* _PROBLEM_: Find and copy lines holding "title".

* _Extracted records_:
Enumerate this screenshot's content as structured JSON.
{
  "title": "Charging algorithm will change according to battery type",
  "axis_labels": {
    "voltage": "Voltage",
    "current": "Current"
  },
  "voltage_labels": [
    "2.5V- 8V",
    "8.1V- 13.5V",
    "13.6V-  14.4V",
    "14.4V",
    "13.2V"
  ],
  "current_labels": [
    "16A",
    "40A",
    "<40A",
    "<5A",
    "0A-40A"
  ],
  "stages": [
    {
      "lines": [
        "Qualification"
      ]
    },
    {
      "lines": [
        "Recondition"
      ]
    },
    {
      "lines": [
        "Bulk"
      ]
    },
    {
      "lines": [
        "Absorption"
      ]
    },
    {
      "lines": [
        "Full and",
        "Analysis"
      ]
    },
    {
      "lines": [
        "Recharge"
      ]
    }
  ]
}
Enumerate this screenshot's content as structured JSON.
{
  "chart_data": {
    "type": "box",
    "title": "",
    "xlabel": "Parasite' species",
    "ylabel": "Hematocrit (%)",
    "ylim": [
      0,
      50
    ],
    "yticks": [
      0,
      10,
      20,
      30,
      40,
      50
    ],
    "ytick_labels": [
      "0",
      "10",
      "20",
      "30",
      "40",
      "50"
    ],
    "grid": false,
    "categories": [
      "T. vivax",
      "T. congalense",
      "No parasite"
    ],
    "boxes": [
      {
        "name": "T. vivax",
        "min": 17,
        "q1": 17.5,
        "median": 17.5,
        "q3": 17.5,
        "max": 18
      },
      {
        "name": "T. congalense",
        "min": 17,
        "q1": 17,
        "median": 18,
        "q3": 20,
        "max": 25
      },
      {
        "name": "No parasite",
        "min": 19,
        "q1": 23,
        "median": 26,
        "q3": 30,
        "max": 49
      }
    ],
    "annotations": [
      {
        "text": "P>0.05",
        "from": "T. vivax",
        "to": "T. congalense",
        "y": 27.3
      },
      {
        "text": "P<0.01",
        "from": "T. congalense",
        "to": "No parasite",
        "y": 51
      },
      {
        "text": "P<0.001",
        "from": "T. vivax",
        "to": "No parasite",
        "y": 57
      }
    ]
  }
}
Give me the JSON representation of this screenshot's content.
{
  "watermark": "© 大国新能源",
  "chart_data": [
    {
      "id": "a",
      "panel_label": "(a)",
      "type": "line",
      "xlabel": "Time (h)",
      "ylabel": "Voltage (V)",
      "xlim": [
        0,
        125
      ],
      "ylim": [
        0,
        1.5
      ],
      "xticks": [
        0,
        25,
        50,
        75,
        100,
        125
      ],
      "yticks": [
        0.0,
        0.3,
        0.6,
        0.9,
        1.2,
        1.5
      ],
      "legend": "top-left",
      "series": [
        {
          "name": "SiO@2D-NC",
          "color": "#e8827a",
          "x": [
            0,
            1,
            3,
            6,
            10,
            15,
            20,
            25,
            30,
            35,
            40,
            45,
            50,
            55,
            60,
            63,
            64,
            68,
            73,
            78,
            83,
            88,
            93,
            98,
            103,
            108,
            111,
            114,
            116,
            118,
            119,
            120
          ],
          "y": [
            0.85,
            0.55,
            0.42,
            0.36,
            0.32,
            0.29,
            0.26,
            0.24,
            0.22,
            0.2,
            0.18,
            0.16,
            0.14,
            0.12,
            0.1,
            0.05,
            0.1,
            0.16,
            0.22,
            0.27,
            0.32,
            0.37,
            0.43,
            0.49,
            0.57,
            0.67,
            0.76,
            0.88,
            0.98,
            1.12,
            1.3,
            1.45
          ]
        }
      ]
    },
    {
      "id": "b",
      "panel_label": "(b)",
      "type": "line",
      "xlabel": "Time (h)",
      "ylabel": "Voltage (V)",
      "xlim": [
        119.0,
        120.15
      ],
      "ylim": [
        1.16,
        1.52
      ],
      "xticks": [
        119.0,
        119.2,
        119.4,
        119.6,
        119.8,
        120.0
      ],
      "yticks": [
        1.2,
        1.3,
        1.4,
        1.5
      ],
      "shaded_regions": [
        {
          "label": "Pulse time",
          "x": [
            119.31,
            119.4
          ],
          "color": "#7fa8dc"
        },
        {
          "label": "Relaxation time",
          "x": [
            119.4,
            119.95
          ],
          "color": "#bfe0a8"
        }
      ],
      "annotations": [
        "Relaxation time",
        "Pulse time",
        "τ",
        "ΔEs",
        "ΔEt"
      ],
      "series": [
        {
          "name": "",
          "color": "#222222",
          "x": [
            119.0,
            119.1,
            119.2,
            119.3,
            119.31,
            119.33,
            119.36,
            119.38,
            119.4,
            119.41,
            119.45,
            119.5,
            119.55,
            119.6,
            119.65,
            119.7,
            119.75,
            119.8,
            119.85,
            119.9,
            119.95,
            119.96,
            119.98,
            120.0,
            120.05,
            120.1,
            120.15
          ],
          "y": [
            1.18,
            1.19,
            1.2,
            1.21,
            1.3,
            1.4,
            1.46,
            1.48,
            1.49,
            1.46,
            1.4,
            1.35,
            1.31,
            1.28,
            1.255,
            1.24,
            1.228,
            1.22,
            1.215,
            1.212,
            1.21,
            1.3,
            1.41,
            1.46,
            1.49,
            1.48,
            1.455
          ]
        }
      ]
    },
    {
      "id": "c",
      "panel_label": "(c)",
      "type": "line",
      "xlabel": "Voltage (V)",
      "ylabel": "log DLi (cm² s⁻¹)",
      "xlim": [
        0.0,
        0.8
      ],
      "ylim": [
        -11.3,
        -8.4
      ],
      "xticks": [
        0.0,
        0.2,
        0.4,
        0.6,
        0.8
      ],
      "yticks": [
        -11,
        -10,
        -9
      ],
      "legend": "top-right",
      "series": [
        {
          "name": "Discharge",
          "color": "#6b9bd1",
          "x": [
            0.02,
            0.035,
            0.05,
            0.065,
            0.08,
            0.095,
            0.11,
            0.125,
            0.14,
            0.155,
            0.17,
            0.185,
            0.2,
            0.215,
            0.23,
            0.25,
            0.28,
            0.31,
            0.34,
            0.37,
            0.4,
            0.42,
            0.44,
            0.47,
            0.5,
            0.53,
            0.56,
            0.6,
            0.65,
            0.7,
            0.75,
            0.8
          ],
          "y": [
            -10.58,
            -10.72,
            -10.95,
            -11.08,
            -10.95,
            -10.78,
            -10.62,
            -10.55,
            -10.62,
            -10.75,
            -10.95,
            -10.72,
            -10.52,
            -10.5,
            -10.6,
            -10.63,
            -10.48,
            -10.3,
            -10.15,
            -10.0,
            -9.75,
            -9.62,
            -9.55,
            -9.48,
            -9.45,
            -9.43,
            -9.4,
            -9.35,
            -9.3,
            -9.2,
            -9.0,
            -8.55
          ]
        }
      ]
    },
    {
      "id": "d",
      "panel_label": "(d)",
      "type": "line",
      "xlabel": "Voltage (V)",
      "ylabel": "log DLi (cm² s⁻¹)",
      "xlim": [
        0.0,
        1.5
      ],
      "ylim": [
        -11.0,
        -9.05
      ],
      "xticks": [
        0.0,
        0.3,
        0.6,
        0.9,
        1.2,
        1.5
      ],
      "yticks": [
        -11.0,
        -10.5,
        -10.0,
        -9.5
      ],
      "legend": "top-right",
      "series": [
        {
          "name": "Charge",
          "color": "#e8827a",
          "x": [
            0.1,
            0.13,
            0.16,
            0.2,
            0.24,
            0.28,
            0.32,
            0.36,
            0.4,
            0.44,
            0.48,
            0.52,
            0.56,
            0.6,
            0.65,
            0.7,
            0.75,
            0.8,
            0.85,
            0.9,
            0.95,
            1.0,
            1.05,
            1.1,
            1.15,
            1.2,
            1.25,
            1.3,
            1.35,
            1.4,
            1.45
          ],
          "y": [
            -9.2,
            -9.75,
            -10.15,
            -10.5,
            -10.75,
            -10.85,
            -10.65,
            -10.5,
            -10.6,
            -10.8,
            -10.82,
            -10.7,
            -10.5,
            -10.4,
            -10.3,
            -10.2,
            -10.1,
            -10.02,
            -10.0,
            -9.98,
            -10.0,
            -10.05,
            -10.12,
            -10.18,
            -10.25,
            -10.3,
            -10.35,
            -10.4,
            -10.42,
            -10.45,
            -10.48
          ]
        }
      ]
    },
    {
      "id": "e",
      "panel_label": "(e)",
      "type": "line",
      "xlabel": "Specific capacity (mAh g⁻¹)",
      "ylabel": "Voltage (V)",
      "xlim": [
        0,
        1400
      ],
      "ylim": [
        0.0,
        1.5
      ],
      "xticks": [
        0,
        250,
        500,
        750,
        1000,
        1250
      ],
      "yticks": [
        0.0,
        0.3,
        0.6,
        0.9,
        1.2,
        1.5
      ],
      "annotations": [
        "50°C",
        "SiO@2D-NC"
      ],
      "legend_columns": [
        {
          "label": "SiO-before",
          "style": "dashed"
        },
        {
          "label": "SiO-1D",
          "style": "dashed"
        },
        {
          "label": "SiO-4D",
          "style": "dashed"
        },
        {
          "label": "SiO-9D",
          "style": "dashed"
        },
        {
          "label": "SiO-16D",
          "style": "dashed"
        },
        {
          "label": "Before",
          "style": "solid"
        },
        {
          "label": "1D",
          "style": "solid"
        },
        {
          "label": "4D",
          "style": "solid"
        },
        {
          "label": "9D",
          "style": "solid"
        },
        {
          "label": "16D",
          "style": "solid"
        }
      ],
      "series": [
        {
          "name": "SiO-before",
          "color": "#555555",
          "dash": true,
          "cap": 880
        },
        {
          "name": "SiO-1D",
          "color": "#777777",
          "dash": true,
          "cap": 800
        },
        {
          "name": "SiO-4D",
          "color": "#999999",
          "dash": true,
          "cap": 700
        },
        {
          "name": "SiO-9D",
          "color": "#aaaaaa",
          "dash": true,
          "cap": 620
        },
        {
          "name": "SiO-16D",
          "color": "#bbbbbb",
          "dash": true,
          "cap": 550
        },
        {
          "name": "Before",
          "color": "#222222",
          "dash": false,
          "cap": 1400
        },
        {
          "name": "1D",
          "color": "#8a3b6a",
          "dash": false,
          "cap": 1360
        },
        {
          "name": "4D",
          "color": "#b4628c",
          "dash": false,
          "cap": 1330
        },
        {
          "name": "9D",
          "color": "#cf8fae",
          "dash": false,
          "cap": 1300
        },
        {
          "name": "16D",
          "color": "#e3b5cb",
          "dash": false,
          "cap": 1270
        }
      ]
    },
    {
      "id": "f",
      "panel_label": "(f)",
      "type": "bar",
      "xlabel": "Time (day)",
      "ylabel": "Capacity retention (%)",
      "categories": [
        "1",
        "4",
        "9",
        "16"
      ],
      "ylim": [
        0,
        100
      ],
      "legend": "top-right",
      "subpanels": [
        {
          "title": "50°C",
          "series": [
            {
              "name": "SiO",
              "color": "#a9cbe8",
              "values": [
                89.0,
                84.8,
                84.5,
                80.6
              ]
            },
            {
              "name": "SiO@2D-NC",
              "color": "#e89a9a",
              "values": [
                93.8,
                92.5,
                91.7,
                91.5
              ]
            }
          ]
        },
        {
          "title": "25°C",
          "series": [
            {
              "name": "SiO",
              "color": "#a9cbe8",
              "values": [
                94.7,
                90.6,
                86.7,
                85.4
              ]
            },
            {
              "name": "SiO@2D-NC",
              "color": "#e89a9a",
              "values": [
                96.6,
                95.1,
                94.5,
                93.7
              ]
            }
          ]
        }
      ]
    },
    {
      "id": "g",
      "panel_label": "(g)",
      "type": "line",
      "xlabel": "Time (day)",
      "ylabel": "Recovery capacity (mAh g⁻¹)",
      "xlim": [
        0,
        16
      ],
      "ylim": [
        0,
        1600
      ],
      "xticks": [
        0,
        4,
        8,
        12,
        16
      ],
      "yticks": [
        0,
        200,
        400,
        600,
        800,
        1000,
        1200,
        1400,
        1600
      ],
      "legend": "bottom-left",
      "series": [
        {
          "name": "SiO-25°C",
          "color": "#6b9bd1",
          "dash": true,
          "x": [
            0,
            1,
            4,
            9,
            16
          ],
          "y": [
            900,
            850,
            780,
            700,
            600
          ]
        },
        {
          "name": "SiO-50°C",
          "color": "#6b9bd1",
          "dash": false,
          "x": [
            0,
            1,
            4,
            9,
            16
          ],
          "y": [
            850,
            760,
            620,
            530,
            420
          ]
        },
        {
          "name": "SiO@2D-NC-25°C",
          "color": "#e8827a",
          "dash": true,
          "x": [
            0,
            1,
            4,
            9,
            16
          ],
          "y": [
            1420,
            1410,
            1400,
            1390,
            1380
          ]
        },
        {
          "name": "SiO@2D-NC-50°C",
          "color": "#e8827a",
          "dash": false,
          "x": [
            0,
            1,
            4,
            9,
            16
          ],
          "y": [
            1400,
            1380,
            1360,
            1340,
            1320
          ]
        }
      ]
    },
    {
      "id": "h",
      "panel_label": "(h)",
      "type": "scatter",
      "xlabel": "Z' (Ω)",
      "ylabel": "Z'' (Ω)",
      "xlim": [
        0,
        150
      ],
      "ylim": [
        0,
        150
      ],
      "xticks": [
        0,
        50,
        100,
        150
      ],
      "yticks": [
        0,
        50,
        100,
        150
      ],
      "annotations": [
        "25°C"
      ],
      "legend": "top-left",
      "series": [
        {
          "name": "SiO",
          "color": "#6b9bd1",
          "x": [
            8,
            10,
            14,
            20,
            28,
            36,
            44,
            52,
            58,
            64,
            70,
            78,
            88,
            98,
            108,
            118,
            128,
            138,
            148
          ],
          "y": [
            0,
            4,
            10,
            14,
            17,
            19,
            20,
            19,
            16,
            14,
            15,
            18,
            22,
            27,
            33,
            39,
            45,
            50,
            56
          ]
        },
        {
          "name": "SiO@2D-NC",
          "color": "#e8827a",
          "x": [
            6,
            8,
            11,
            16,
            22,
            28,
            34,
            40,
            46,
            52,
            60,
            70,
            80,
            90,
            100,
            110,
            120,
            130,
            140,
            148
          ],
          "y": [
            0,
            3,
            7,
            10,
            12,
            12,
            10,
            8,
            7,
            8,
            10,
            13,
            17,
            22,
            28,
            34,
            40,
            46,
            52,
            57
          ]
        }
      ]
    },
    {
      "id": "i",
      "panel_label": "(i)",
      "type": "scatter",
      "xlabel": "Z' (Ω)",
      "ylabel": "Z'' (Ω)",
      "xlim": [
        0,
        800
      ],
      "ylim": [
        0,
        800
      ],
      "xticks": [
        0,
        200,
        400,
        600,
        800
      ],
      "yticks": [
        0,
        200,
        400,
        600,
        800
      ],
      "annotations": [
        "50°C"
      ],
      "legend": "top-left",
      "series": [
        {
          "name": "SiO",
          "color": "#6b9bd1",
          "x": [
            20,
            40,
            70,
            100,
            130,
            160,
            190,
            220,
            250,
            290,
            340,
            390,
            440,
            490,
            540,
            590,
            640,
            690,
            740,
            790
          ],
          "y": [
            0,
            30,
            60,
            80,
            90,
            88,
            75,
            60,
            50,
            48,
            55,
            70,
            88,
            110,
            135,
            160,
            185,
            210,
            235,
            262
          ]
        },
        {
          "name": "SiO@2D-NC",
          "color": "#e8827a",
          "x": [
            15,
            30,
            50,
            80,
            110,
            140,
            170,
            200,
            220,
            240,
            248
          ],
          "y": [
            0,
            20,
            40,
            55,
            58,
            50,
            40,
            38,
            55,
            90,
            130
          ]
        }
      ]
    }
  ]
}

* _PROBLEM SOLUTION_:
  "title": "Charging algorithm will change according to battery type",
    "title": "",
          "title": "50°C",
          "title": "25°C",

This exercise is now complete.